**EXERCISE:** Copy out each line containing "High" from the entries below.

§

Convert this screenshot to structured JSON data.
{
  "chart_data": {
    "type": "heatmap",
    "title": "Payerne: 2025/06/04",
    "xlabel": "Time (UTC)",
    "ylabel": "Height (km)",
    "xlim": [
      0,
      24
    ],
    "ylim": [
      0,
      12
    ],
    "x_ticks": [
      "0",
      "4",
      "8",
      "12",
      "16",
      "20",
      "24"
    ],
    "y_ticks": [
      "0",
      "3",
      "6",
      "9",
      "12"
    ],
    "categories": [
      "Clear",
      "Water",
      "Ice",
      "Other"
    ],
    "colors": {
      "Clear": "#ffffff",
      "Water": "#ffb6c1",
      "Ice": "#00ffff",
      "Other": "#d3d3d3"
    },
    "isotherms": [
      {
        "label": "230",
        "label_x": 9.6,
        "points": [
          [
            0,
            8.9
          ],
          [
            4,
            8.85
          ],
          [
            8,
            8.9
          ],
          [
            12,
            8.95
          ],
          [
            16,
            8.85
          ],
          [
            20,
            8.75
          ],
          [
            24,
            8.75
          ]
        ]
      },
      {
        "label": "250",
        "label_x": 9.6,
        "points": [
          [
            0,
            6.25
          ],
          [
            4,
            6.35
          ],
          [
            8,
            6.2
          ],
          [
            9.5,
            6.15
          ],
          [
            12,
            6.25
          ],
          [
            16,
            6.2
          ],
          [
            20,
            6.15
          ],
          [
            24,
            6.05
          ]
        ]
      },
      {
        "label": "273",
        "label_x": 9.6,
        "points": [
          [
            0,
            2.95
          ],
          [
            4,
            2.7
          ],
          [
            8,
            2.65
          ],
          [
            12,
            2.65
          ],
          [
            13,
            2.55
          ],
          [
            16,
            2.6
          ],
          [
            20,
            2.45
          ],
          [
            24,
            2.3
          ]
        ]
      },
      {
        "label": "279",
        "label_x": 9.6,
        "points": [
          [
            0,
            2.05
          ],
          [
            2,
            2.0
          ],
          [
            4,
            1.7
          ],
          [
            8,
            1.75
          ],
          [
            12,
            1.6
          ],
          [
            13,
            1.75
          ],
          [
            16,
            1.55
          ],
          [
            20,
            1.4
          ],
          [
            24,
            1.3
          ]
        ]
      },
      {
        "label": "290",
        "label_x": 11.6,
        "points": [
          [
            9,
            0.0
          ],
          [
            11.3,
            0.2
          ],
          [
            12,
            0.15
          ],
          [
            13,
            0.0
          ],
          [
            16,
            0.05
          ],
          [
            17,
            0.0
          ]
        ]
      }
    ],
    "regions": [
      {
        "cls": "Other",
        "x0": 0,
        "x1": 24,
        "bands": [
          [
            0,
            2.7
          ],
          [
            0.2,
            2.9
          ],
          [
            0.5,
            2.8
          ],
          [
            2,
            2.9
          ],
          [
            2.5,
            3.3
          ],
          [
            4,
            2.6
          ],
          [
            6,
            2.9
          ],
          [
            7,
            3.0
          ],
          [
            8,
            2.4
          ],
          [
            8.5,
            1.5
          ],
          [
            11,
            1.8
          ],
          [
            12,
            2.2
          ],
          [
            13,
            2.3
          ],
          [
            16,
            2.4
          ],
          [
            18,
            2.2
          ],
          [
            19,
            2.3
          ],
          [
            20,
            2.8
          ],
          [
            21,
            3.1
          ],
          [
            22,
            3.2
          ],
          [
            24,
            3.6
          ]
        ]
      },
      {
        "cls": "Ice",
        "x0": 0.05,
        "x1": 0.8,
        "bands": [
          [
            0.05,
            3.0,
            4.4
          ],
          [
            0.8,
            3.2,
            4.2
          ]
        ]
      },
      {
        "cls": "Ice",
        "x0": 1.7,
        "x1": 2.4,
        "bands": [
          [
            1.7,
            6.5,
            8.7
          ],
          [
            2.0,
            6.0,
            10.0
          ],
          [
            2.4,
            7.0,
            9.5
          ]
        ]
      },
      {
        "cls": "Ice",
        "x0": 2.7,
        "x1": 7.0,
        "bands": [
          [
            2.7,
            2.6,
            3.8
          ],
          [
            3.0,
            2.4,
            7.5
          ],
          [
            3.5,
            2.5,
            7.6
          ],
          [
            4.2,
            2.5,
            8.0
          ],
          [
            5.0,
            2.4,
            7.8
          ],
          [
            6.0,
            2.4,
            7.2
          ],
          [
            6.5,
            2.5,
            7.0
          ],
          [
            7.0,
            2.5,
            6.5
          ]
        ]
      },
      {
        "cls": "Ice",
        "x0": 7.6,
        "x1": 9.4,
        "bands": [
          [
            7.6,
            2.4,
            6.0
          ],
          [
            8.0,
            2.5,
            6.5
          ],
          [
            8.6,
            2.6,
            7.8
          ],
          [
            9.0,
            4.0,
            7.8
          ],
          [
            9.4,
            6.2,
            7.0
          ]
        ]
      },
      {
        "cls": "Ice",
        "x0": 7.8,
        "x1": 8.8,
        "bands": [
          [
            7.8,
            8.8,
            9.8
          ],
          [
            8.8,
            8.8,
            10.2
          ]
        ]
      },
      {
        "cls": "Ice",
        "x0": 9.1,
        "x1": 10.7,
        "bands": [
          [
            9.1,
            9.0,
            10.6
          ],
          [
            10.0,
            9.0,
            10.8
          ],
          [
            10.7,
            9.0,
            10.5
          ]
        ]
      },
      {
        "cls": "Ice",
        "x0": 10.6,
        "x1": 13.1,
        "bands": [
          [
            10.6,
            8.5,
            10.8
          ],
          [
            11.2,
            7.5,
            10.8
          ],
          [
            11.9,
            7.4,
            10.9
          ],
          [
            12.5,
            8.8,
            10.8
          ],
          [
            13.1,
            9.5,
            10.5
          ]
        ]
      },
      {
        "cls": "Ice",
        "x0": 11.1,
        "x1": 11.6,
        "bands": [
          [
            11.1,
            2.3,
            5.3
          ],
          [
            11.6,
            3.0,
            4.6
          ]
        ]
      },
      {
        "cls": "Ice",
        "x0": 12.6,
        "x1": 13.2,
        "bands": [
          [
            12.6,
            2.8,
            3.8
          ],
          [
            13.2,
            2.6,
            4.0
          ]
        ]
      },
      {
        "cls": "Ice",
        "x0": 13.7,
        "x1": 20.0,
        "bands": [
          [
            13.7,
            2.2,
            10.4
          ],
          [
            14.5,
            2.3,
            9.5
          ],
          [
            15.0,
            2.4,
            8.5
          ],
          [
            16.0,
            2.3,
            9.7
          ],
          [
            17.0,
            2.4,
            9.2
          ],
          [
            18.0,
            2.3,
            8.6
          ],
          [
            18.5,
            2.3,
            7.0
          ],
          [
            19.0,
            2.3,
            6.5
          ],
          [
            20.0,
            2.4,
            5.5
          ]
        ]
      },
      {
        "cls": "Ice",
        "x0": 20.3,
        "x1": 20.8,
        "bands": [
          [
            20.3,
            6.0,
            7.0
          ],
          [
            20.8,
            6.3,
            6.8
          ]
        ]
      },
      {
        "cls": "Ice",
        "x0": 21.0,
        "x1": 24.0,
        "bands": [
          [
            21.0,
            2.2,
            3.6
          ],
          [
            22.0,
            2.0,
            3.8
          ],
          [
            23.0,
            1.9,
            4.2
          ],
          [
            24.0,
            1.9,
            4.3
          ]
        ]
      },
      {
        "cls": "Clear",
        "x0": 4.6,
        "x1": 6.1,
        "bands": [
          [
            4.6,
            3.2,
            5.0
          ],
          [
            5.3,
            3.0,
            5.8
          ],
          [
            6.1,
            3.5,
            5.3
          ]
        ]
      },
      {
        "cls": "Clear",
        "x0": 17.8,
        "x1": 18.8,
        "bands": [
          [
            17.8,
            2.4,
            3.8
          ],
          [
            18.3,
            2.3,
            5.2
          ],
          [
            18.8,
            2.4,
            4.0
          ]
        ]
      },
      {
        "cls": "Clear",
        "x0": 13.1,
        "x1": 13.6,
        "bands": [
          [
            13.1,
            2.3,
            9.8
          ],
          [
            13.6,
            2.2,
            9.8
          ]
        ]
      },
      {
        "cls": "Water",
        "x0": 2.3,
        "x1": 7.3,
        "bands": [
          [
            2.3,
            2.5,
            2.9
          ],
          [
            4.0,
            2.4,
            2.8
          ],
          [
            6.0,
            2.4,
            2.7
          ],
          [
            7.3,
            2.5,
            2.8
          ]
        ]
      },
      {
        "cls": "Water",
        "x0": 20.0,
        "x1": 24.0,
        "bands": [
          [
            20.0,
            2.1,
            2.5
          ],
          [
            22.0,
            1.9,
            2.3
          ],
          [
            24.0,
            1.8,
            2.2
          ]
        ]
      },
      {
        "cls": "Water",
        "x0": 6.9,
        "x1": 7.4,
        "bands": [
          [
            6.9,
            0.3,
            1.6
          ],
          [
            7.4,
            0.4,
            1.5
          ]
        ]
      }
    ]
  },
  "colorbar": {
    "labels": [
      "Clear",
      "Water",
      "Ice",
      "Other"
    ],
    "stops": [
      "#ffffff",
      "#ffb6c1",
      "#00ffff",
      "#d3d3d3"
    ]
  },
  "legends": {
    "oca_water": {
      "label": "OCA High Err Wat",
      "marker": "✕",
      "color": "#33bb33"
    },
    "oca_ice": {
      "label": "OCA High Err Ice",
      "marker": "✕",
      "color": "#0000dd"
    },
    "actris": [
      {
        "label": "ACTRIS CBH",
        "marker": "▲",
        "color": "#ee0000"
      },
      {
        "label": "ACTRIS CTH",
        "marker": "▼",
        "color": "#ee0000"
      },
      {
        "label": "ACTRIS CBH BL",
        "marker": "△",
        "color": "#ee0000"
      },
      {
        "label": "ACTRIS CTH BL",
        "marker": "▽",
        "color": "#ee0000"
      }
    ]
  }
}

§

**PROBLEM SOLUTION:**
      "label": "OCA High Err Wat",
      "label": "OCA High Err Ice",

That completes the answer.